### WHAT THE EXERCISE ASKS
Scan the data below. Pull out each line where "résistance" occurs.

### DATA TO PROCESS
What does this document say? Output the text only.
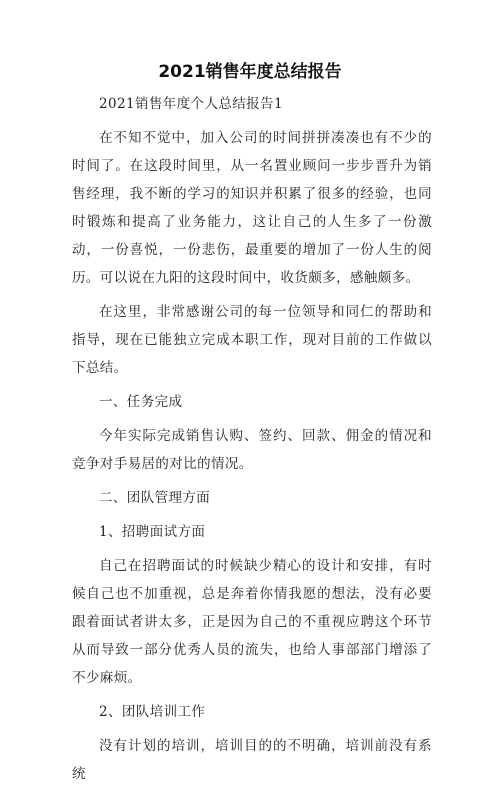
2021销售年度总结报告

2021销售年度个人总结报告1

在不知不觉中，加入公司的时间拼拼凑凑也有不少的时间了。在这段时间里，从一名置业顾问一步步晋升为销售经理，我不断的学习的知识并积累了很多的经验，也同时锻炼和提高了业务能力，这让自己的人生多了一份激动，一份喜悦，一份悲伤，最重要的增加了一份人生的阅历。可以说在九阳的这段时间中，收货颇多，感触颇多。

在这里，非常感谢公司的每一位领导和同仁的帮助和指导，现在已能独立完成本职工作，现对目前的工作做以下总结。

一、任务完成

今年实际完成销售认购、签约、回款、佣金的情况和竞争对手易居的对比的情况。

二、团队管理方面

1、招聘面试方面

自己在招聘面试的时候缺少精心的设计和安排，有时候自己也不加重视，总是奔着你情我愿的想法，没有必要跟着面试者讲太多，正是因为自己的不重视应聘这个环节从而导致一部分优秀人员的流失，也给人事部部门增添了不少麻烦。

2、团队培训工作

没有计划的培训，培训目的的不明确，培训前没有系统
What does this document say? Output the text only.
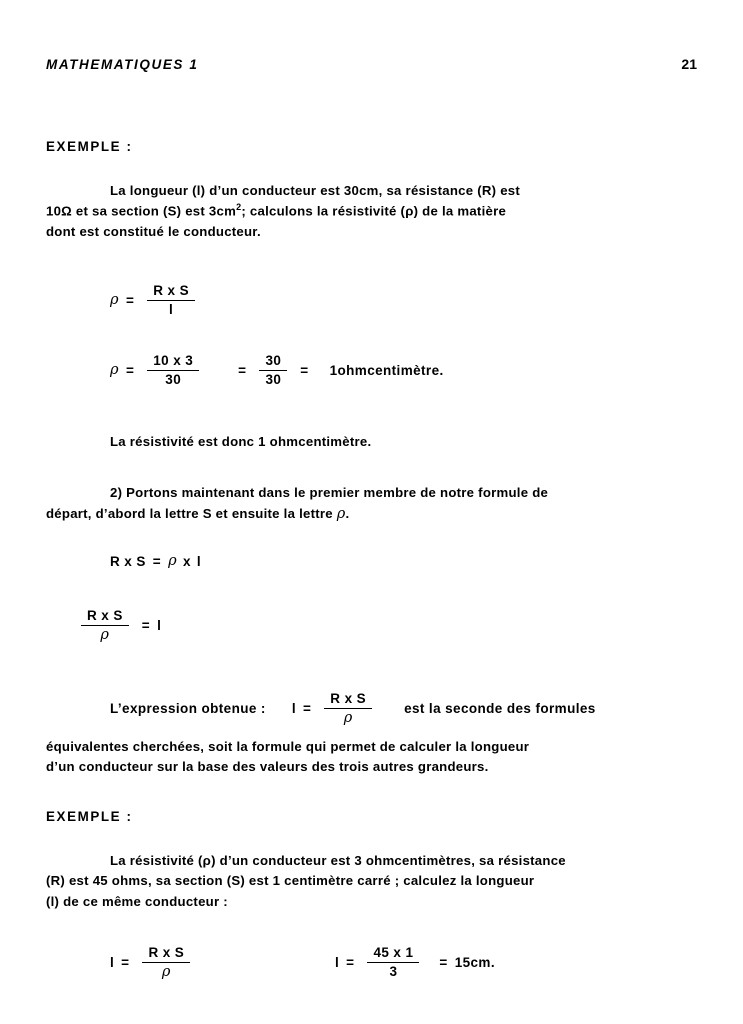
MATHEMATIQUES 1	21
EXEMPLE :
La longueur (l) d’un conducteur est 30cm, sa résistance (R) est
10Ω et sa section (S) est $3cm^2$; calculons la résistivité (ρ) de la matière
dont est constitué le conducteur.
$\rho = \frac{\text{R x S}}{l}$
$\rho = \frac{10 x 3}{30}$	= $\frac{30}{30}$ = 1ohmcentimètre.
La résistivité est donc 1 ohmcentimètre.
2) Portons maintenant dans le premier membre de notre formule de
départ, d’abord la lettre S et ensuite la lettre ρ.
R x S = ρ x l
$\frac{\text{R x S}}{\rho} = l$
L’expression obtenue : $l = \frac{\text{R x S}}{\rho}$ est la seconde des formules
équivalentes cherchées, soit la formule qui permet de calculer la longueur
d’un conducteur sur la base des valeurs des trois autres grandeurs.
EXEMPLE :
La résistivité (ρ) d’un conducteur est 3 ohmcentimètres, sa résistance
(R) est 45 ohms, sa section (S) est 1 centimètre carré ; calculez la longueur
(l) de ce même conducteur :
$l = \frac{\text{R x S}}{\rho}$	$l = \frac{45 x 1}{3} = 15cm$.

### COMPLETED TASK
La longueur (l) d’un conducteur est 30cm, sa résistance (R) est
La résistivité (ρ) d’un conducteur est 3 ohmcentimètres, sa résistance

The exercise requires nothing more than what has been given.